■ Activity
Output every entry verbatim.
(Material for this exercise begins)
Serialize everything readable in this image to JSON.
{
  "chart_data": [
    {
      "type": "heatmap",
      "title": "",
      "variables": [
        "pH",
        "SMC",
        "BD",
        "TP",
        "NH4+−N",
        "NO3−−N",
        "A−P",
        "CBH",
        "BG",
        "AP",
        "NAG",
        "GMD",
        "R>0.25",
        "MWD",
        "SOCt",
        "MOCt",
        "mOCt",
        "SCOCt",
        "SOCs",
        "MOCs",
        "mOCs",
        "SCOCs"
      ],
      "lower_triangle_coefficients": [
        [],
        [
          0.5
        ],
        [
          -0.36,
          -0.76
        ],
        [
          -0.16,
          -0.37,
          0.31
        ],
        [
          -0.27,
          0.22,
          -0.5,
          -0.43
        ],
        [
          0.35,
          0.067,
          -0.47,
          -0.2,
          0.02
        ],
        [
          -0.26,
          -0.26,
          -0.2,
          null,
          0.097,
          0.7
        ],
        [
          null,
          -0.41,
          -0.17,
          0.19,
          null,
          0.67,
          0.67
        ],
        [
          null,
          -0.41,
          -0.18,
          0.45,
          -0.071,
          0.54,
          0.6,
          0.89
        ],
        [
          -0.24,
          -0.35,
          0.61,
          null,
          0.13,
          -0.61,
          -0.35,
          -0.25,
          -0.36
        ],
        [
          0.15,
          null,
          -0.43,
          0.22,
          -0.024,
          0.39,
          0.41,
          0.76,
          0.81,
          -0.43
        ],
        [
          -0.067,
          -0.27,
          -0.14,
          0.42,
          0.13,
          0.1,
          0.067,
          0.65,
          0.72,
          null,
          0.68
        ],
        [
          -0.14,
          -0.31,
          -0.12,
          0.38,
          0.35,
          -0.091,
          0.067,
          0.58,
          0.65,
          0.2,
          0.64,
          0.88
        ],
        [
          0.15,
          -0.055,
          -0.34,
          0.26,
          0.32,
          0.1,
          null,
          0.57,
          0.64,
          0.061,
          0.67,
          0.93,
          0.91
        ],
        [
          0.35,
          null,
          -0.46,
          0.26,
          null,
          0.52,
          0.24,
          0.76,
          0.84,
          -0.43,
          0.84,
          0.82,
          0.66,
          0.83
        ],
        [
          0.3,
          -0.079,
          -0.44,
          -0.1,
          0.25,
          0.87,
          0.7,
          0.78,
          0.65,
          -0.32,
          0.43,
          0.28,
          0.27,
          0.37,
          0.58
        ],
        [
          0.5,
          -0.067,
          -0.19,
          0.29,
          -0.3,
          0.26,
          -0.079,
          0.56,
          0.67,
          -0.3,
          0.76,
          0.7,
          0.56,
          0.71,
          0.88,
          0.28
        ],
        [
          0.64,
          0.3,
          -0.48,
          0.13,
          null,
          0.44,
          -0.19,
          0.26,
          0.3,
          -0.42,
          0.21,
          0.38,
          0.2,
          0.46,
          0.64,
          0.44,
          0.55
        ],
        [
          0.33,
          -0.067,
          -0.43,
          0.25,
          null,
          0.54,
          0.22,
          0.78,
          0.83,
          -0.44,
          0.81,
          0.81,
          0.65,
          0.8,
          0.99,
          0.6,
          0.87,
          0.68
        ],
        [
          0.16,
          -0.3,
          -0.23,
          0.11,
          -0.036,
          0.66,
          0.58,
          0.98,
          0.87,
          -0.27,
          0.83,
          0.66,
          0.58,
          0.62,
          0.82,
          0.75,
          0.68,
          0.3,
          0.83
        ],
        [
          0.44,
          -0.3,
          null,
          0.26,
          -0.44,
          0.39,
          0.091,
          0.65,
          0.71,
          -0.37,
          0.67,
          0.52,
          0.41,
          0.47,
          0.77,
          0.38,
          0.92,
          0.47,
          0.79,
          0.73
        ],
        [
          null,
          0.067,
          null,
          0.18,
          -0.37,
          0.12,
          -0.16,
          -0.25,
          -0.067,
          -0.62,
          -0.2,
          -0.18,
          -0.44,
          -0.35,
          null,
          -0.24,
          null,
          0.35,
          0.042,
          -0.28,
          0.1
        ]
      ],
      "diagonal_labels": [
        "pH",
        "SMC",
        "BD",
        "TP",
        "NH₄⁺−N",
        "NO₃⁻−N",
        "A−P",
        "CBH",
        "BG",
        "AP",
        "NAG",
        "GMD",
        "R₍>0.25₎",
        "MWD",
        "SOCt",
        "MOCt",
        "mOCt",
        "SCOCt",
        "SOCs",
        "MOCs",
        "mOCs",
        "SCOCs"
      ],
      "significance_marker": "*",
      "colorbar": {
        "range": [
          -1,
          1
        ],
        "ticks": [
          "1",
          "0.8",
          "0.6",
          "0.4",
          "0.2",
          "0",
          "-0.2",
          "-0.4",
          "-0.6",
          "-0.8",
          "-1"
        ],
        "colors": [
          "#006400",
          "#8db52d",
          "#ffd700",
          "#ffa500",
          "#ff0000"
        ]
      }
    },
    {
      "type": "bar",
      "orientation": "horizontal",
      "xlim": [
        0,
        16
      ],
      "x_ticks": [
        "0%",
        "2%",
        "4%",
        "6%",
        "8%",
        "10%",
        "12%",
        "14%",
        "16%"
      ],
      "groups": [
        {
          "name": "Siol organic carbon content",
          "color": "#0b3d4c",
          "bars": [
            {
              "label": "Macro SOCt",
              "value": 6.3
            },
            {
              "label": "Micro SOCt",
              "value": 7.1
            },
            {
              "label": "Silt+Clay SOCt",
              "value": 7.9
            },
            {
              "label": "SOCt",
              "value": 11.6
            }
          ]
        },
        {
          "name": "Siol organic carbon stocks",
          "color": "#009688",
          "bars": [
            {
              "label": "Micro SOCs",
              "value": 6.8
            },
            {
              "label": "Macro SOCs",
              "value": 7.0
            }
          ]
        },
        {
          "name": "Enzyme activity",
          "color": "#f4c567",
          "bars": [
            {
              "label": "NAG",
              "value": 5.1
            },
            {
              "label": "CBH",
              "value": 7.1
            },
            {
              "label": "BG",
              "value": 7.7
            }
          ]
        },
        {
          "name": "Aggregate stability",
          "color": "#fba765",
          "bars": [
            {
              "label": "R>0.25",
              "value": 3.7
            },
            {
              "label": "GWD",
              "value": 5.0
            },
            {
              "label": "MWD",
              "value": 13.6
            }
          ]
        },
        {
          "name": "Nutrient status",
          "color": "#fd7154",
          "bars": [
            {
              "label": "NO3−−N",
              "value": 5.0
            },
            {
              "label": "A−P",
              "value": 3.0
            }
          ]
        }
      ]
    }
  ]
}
(Material for this exercise ends)
■ Exercise answer
Serialize everything readable in this image to JSON.
{
  "chart_data": [
    {
      "type": "heatmap",
      "title": "",
      "variables": [
        "pH",
        "SMC",
        "BD",
        "TP",
        "NH4+−N",
        "NO3−−N",
        "A−P",
        "CBH",
        "BG",
        "AP",
        "NAG",
        "GMD",
        "R>0.25",
        "MWD",
        "SOCt",
        "MOCt",
        "mOCt",
        "SCOCt",
        "SOCs",
        "MOCs",
        "mOCs",
        "SCOCs"
      ],
      "lower_triangle_coefficients": [
        [],
        [
          0.5
        ],
        [
          -0.36,
          -0.76
        ],
        [
          -0.16,
          -0.37,
          0.31
        ],
        [
          -0.27,
          0.22,
          -0.5,
          -0.43
        ],
        [
          0.35,
          0.067,
          -0.47,
          -0.2,
          0.02
        ],
        [
          -0.26,
          -0.26,
          -0.2,
          null,
          0.097,
          0.7
        ],
        [
          null,
          -0.41,
          -0.17,
          0.19,
          null,
          0.67,
          0.67
        ],
        [
          null,
          -0.41,
          -0.18,
          0.45,
          -0.071,
          0.54,
          0.6,
          0.89
        ],
        [
          -0.24,
          -0.35,
          0.61,
          null,
          0.13,
          -0.61,
          -0.35,
          -0.25,
          -0.36
        ],
        [
          0.15,
          null,
          -0.43,
          0.22,
          -0.024,
          0.39,
          0.41,
          0.76,
          0.81,
          -0.43
        ],
        [
          -0.067,
          -0.27,
          -0.14,
          0.42,
          0.13,
          0.1,
          0.067,
          0.65,
          0.72,
          null,
          0.68
        ],
        [
          -0.14,
          -0.31,
          -0.12,
          0.38,
          0.35,
          -0.091,
          0.067,
          0.58,
          0.65,
          0.2,
          0.64,
          0.88
        ],
        [
          0.15,
          -0.055,
          -0.34,
          0.26,
          0.32,
          0.1,
          null,
          0.57,
          0.64,
          0.061,
          0.67,
          0.93,
          0.91
        ],
        [
          0.35,
          null,
          -0.46,
          0.26,
          null,
          0.52,
          0.24,
          0.76,
          0.84,
          -0.43,
          0.84,
          0.82,
          0.66,
          0.83
        ],
        [
          0.3,
          -0.079,
          -0.44,
          -0.1,
          0.25,
          0.87,
          0.7,
          0.78,
          0.65,
          -0.32,
          0.43,
          0.28,
          0.27,
          0.37,
          0.58
        ],
        [
          0.5,
          -0.067,
          -0.19,
          0.29,
          -0.3,
          0.26,
          -0.079,
          0.56,
          0.67,
          -0.3,
          0.76,
          0.7,
          0.56,
          0.71,
          0.88,
          0.28
        ],
        [
          0.64,
          0.3,
          -0.48,
          0.13,
          null,
          0.44,
          -0.19,
          0.26,
          0.3,
          -0.42,
          0.21,
          0.38,
          0.2,
          0.46,
          0.64,
          0.44,
          0.55
        ],
        [
          0.33,
          -0.067,
          -0.43,
          0.25,
          null,
          0.54,
          0.22,
          0.78,
          0.83,
          -0.44,
          0.81,
          0.81,
          0.65,
          0.8,
          0.99,
          0.6,
          0.87,
          0.68
        ],
        [
          0.16,
          -0.3,
          -0.23,
          0.11,
          -0.036,
          0.66,
          0.58,
          0.98,
          0.87,
          -0.27,
          0.83,
          0.66,
          0.58,
          0.62,
          0.82,
          0.75,
          0.68,
          0.3,
          0.83
        ],
        [
          0.44,
          -0.3,
          null,
          0.26,
          -0.44,
          0.39,
          0.091,
          0.65,
          0.71,
          -0.37,
          0.67,
          0.52,
          0.41,
          0.47,
          0.77,
          0.38,
          0.92,
          0.47,
          0.79,
          0.73
        ],
        [
          null,
          0.067,
          null,
          0.18,
          -0.37,
          0.12,
          -0.16,
          -0.25,
          -0.067,
          -0.62,
          -0.2,
          -0.18,
          -0.44,
          -0.35,
          null,
          -0.24,
          null,
          0.35,
          0.042,
          -0.28,
          0.1
        ]
      ],
      "diagonal_labels": [
        "pH",
        "SMC",
        "BD",
        "TP",
        "NH₄⁺−N",
        "NO₃⁻−N",
        "A−P",
        "CBH",
        "BG",
        "AP",
        "NAG",
        "GMD",
        "R₍>0.25₎",
        "MWD",
        "SOCt",
        "MOCt",
        "mOCt",
        "SCOCt",
        "SOCs",
        "MOCs",
        "mOCs",
        "SCOCs"
      ],
      "significance_marker": "*",
      "colorbar": {
        "range": [
          -1,
          1
        ],
        "ticks": [
          "1",
          "0.8",
          "0.6",
          "0.4",
          "0.2",
          "0",
          "-0.2",
          "-0.4",
          "-0.6",
          "-0.8",
          "-1"
        ],
        "colors": [
          "#006400",
          "#8db52d",
          "#ffd700",
          "#ffa500",
          "#ff0000"
        ]
      }
    },
    {
      "type": "bar",
      "orientation": "horizontal",
      "xlim": [
        0,
        16
      ],
      "x_ticks": [
        "0%",
        "2%",
        "4%",
        "6%",
        "8%",
        "10%",
        "12%",
        "14%",
        "16%"
      ],
      "groups": [
        {
          "name": "Siol organic carbon content",
          "color": "#0b3d4c",
          "bars": [
            {
              "label": "Macro SOCt",
              "value": 6.3
            },
            {
              "label": "Micro SOCt",
              "value": 7.1
            },
            {
              "label": "Silt+Clay SOCt",
              "value": 7.9
            },
            {
              "label": "SOCt",
              "value": 11.6
            }
          ]
        },
        {
          "name": "Siol organic carbon stocks",
          "color": "#009688",
          "bars": [
            {
              "label": "Micro SOCs",
              "value": 6.8
            },
            {
              "label": "Macro SOCs",
              "value": 7.0
            }
          ]
        },
        {
          "name": "Enzyme activity",
          "color": "#f4c567",
          "bars": [
            {
              "label": "NAG",
              "value": 5.1
            },
            {
              "label": "CBH",
              "value": 7.1
            },
            {
              "label": "BG",
              "value": 7.7
            }
          ]
        },
        {
          "name": "Aggregate stability",
          "color": "#fba765",
          "bars": [
            {
              "label": "R>0.25",
              "value": 3.7
            },
            {
              "label": "GWD",
              "value": 5.0
            },
            {
              "label": "MWD",
              "value": 13.6
            }
          ]
        },
        {
          "name": "Nutrient status",
          "color": "#fd7154",
          "bars": [
            {
              "label": "NO3−−N",
              "value": 5.0
            },
            {
              "label": "A−P",
              "value": 3.0
            }
          ]
        }
      ]
    }
  ]
}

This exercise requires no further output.